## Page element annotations

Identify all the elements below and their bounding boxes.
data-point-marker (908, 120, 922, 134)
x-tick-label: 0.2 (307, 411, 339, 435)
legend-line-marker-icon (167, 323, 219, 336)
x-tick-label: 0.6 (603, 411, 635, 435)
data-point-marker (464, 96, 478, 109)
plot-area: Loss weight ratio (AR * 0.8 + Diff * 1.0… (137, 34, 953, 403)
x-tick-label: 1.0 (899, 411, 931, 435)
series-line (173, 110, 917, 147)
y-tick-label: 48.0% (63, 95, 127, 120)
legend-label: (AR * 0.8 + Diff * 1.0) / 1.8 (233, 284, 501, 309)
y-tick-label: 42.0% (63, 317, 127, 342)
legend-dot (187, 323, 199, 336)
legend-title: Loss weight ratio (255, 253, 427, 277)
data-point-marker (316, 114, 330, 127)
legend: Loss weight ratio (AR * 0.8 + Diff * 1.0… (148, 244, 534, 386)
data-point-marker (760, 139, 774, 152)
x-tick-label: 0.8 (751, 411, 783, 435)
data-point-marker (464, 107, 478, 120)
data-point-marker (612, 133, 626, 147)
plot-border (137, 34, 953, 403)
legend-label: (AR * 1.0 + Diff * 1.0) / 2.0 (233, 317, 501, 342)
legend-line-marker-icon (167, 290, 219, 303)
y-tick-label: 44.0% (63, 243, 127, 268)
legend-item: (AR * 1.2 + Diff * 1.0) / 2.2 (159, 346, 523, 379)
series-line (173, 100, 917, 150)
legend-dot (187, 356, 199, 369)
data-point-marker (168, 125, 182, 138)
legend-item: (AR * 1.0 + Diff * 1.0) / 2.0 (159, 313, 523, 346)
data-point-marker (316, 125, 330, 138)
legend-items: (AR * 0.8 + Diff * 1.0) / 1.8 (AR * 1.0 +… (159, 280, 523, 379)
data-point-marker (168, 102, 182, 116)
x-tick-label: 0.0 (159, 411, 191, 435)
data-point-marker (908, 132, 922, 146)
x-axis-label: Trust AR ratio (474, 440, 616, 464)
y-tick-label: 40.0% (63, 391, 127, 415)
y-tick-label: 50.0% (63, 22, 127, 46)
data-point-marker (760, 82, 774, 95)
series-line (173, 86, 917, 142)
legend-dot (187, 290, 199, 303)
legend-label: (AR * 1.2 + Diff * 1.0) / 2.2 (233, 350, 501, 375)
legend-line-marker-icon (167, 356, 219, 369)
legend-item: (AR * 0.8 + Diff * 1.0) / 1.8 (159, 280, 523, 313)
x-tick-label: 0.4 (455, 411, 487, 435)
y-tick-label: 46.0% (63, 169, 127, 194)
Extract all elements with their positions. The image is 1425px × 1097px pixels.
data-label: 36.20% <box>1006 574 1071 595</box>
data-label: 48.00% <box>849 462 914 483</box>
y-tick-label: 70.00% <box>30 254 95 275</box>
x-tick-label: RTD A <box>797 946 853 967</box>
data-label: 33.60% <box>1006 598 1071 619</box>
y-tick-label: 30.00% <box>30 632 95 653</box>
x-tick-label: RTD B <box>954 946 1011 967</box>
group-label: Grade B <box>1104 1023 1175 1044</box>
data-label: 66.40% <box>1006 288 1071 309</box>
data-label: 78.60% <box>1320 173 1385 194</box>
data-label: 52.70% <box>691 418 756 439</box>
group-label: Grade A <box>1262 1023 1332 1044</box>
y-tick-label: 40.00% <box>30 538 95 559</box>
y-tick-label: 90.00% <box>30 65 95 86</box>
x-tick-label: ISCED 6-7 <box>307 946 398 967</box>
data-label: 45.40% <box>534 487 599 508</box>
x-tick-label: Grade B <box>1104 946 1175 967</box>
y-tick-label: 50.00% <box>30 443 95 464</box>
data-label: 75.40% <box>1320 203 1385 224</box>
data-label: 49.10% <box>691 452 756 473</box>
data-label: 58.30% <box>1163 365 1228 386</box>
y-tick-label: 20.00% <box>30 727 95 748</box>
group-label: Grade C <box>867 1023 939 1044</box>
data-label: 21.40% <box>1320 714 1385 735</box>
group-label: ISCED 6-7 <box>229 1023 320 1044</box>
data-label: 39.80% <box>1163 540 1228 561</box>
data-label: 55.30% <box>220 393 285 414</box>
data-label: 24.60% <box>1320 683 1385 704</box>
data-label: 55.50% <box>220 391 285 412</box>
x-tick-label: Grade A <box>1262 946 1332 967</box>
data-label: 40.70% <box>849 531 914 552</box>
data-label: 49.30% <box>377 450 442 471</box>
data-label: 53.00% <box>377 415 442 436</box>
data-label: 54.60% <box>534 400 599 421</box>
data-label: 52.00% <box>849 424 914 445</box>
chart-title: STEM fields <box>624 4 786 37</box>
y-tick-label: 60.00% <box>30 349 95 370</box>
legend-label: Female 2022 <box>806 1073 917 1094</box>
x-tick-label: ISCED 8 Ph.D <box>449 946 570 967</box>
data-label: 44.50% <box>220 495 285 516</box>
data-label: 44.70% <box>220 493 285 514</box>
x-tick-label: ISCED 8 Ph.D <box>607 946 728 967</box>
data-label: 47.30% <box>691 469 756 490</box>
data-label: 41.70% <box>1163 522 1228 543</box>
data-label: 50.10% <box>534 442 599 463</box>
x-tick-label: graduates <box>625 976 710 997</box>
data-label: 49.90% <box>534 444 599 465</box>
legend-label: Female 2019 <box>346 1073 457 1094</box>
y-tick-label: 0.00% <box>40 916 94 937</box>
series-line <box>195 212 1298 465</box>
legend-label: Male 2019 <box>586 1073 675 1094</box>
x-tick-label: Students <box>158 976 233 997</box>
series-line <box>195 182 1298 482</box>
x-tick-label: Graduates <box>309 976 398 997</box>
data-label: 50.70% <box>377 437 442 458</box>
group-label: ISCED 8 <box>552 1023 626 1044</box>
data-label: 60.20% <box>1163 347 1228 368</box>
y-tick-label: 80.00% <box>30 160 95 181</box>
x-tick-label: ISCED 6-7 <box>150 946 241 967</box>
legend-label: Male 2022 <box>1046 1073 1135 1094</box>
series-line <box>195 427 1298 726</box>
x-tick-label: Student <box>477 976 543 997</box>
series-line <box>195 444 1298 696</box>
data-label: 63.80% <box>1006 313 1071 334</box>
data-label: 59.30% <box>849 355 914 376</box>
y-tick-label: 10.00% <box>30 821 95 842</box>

## WHAT THE TASK REQUIRES
Rewrite everything from the start of the entries down to the line containing "x-axis-label: Trust AR". Replace "data-point-marker" with "point-marker" and leave all else unchanged.

## TASK RESULT
Identify all the elements below and their bounding boxes.
point-marker (908, 120, 922, 134)
x-tick-label: 0.2 (307, 411, 339, 435)
legend-line-marker-icon (167, 323, 219, 336)
x-tick-label: 0.6 (603, 411, 635, 435)
point-marker (464, 96, 478, 109)
plot-area: Loss weight ratio (AR * 0.8 + Diff * 1.0… (137, 34, 953, 403)
x-tick-label: 1.0 (899, 411, 931, 435)
series-line (173, 110, 917, 147)
y-tick-label: 48.0% (63, 95, 127, 120)
legend-label: (AR * 0.8 + Diff * 1.0) / 1.8 (233, 284, 501, 309)
y-tick-label: 42.0% (63, 317, 127, 342)
legend-dot (187, 323, 199, 336)
legend-title: Loss weight ratio (255, 253, 427, 277)
point-marker (316, 114, 330, 127)
legend: Loss weight ratio (AR * 0.8 + Diff * 1.0… (148, 244, 534, 386)
point-marker (760, 139, 774, 152)
x-tick-label: 0.8 (751, 411, 783, 435)
point-marker (464, 107, 478, 120)
point-marker (612, 133, 626, 147)
plot-border (137, 34, 953, 403)
legend-label: (AR * 1.0 + Diff * 1.0) / 2.0 (233, 317, 501, 342)
legend-line-marker-icon (167, 290, 219, 303)
y-tick-label: 44.0% (63, 243, 127, 268)
legend-item: (AR * 1.2 + Diff * 1.0) / 2.2 (159, 346, 523, 379)
series-line (173, 100, 917, 150)
legend-dot (187, 356, 199, 369)
point-marker (168, 125, 182, 138)
legend-item: (AR * 1.0 + Diff * 1.0) / 2.0 (159, 313, 523, 346)
point-marker (316, 125, 330, 138)
legend-items: (AR * 0.8 + Diff * 1.0) / 1.8 (AR * 1.0 +… (159, 280, 523, 379)
point-marker (168, 102, 182, 116)
x-tick-label: 0.0 (159, 411, 191, 435)
point-marker (908, 132, 922, 146)
x-axis-label: Trust AR ratio (474, 440, 616, 464)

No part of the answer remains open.